DATA -

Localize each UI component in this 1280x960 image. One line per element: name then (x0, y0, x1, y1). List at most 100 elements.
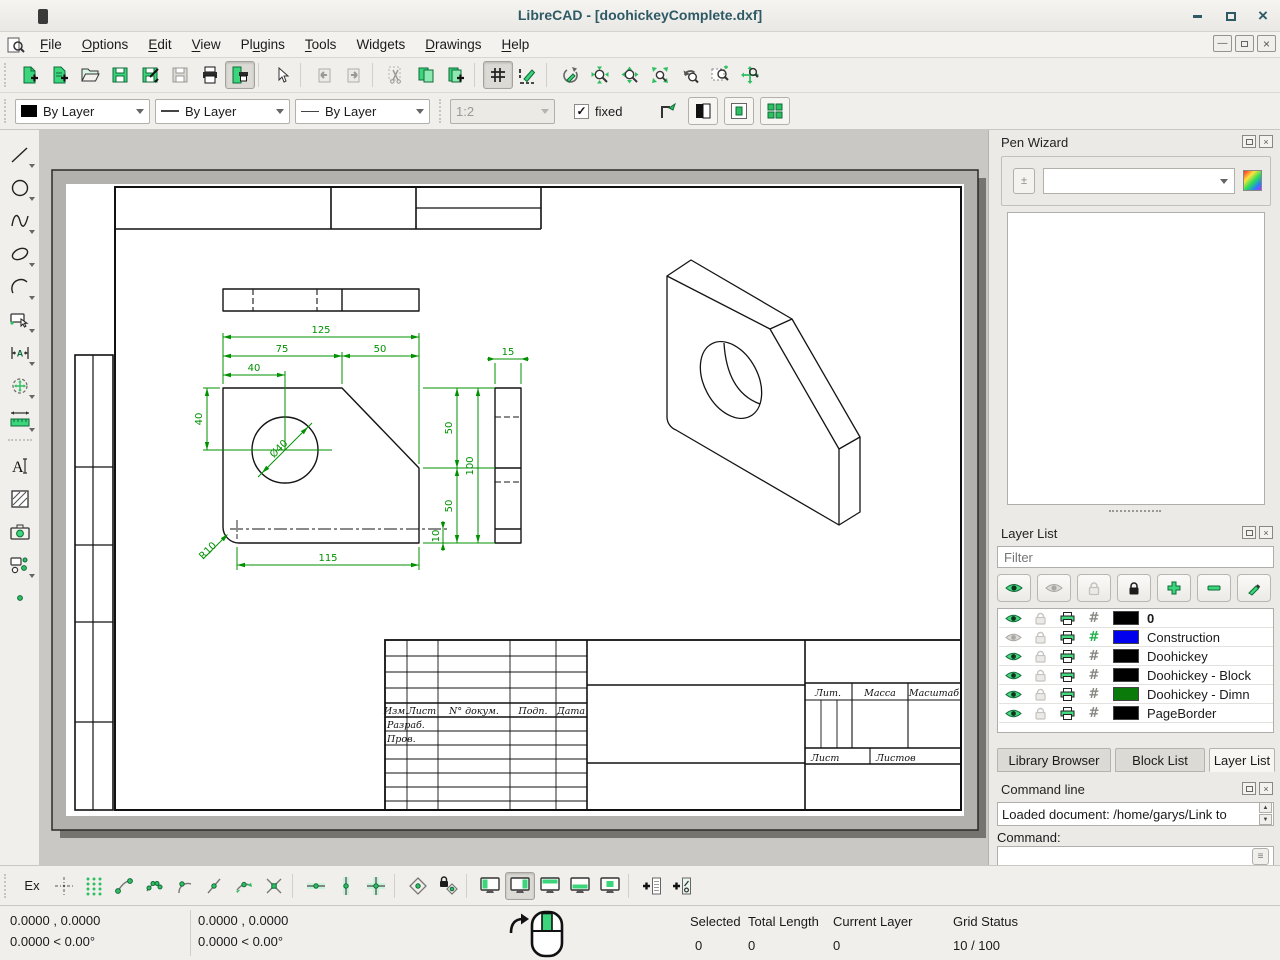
ellipse-tool-button[interactable] (2, 237, 38, 270)
layer-row[interactable]: #Doohickey (999, 647, 1273, 666)
ortho-pencil-button[interactable] (513, 61, 543, 89)
layer-print-toggle[interactable] (1053, 707, 1081, 720)
layer-lock-toggle[interactable] (1027, 688, 1053, 701)
layer-row[interactable]: #Doohickey - Block (999, 666, 1273, 685)
remove-layer-button[interactable] (1197, 574, 1231, 602)
menu-options[interactable]: Options (72, 34, 139, 55)
layer-visibility-toggle[interactable] (999, 613, 1027, 624)
dock-splitter[interactable] (1109, 510, 1161, 512)
exclusive-snap-button[interactable]: Ex (15, 872, 49, 900)
open-file-button[interactable] (75, 61, 105, 89)
dock-right-button[interactable] (505, 872, 535, 900)
layer-list-float-button[interactable] (1242, 526, 1256, 539)
export-button[interactable] (165, 61, 195, 89)
snap-endpoints-button[interactable] (109, 872, 139, 900)
layer-row[interactable]: #PageBorder (999, 704, 1273, 723)
pen-linetype-combo[interactable]: By Layer (295, 99, 430, 124)
cut-button[interactable] (381, 61, 411, 89)
layer-construction-toggle[interactable]: # (1081, 649, 1107, 664)
layer-color-swatch[interactable] (1113, 630, 1139, 644)
minimize-button[interactable] (1184, 6, 1210, 26)
layer-name[interactable]: Doohickey - Dimn (1143, 687, 1250, 702)
layer-print-toggle[interactable] (1053, 688, 1081, 701)
snap-free-button[interactable] (49, 872, 79, 900)
tab-layer-list[interactable]: Layer List (1209, 748, 1275, 772)
restrict-vertical-button[interactable] (331, 872, 361, 900)
toolbar-grip[interactable] (439, 99, 447, 123)
grid-toggle-button[interactable] (483, 61, 513, 89)
pen-color-combo[interactable]: By Layer (15, 99, 150, 124)
layer-list-close-button[interactable]: × (1259, 526, 1273, 539)
layer-lock-toggle[interactable] (1027, 650, 1053, 663)
pen-wizard-combo[interactable] (1043, 168, 1235, 194)
pen-wizard-plusminus-button[interactable]: ± (1013, 168, 1035, 194)
dock-bottom-button[interactable] (565, 872, 595, 900)
select-pointer-button[interactable] (267, 61, 297, 89)
pen-wizard-float-button[interactable] (1242, 135, 1256, 148)
lock-relative-zero-button[interactable] (433, 872, 463, 900)
unlock-all-layers-button[interactable] (1077, 574, 1111, 602)
layer-construction-toggle[interactable]: # (1081, 687, 1107, 702)
snap-distance-button[interactable] (229, 872, 259, 900)
pen-wizard-list[interactable] (1007, 212, 1265, 505)
new-from-template-button[interactable] (45, 61, 75, 89)
modify-tool-button[interactable] (2, 369, 38, 402)
zoom-window-button[interactable] (705, 61, 735, 89)
history-scroll-down-button[interactable]: ▼ (1259, 814, 1272, 825)
layer-print-toggle[interactable] (1053, 631, 1081, 644)
close-button[interactable]: × (1250, 6, 1276, 26)
menu-edit[interactable]: Edit (138, 34, 181, 55)
menu-help[interactable]: Help (492, 34, 540, 55)
pen-wizard-color-button[interactable] (1243, 170, 1262, 191)
menu-tools[interactable]: Tools (295, 34, 347, 55)
save-as-button[interactable] (135, 61, 165, 89)
layer-lock-toggle[interactable] (1027, 612, 1053, 625)
layer-construction-toggle[interactable]: # (1081, 706, 1107, 721)
menu-widgets[interactable]: Widgets (346, 34, 415, 55)
print-preview-button[interactable] (225, 61, 255, 89)
pen-wizard-close-button[interactable]: × (1259, 135, 1273, 148)
layer-print-toggle[interactable] (1053, 669, 1081, 682)
new-drawing-button[interactable] (15, 61, 45, 89)
layer-lock-toggle[interactable] (1027, 669, 1053, 682)
select-tool-button[interactable] (2, 303, 38, 336)
draft-mode-button[interactable] (688, 97, 718, 125)
add-layer-button[interactable] (1157, 574, 1191, 602)
mdi-close-button[interactable]: × (1257, 35, 1276, 52)
restrict-orthogonal-button[interactable] (361, 872, 391, 900)
hide-all-layers-button[interactable] (1037, 574, 1071, 602)
add-command-widget-button[interactable] (637, 872, 667, 900)
maximize-button[interactable] (1218, 6, 1244, 26)
layer-color-swatch[interactable] (1113, 611, 1139, 625)
circle-tool-button[interactable] (2, 171, 38, 204)
layer-visibility-toggle[interactable] (999, 632, 1027, 643)
preview-area-button[interactable] (724, 97, 754, 125)
set-relative-zero-button[interactable] (403, 872, 433, 900)
text-tool-button[interactable]: A (2, 449, 38, 482)
snap-center-button[interactable] (169, 872, 199, 900)
layer-construction-toggle[interactable]: # (1081, 630, 1107, 645)
layer-name[interactable]: 0 (1143, 611, 1154, 626)
zoom-in-button[interactable] (585, 61, 615, 89)
redo-button[interactable] (339, 61, 369, 89)
print-button[interactable] (195, 61, 225, 89)
angle-corner-button[interactable] (652, 97, 682, 125)
pen-width-combo[interactable]: By Layer (155, 99, 290, 124)
layer-color-swatch[interactable] (1113, 706, 1139, 720)
layer-row[interactable]: #0 (999, 609, 1273, 628)
arc-tool-button[interactable] (2, 270, 38, 303)
paste-button[interactable] (441, 61, 471, 89)
measure-tool-button[interactable] (2, 402, 38, 435)
layer-color-swatch[interactable] (1113, 649, 1139, 663)
menu-file[interactable]: File (30, 34, 72, 55)
tile-views-button[interactable] (760, 97, 790, 125)
zoom-pan-button[interactable] (735, 61, 765, 89)
mdi-restore-button[interactable] (1235, 35, 1254, 52)
show-all-layers-button[interactable] (997, 574, 1031, 602)
save-button[interactable] (105, 61, 135, 89)
command-options-button[interactable]: ≡ (1252, 848, 1269, 865)
restrict-horizontal-button[interactable] (301, 872, 331, 900)
edit-layer-button[interactable] (1237, 574, 1271, 602)
layer-visibility-toggle[interactable] (999, 708, 1027, 719)
point-tool-button[interactable] (2, 581, 38, 614)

REQUEST -
Please rewrite the data from the line with "ellipse-tool-button[interactable] (2, 237, 38, 270)" up to and including the line with "open-file-button[interactable] (75, 61, 105, 89)" as a numbered list, leaving out any blank lines.

TASK ANSWER -
1. ellipse-tool-button[interactable] (2, 237, 38, 270)
2. layer-row[interactable]: #Doohickey (999, 647, 1273, 666)
3. ortho-pencil-button[interactable] (513, 61, 543, 89)
4. layer-print-toggle[interactable] (1053, 707, 1081, 720)
5. layer-lock-toggle[interactable] (1027, 688, 1053, 701)
6. layer-row[interactable]: #Doohickey - Block (999, 666, 1273, 685)
7. remove-layer-button[interactable] (1197, 574, 1231, 602)
8. menu-options[interactable]: Options (72, 34, 139, 55)
9. layer-visibility-toggle[interactable] (999, 613, 1027, 624)
10. dock-splitter[interactable] (1109, 510, 1161, 512)
11. exclusive-snap-button[interactable]: Ex (15, 872, 49, 900)
12. open-file-button[interactable] (75, 61, 105, 89)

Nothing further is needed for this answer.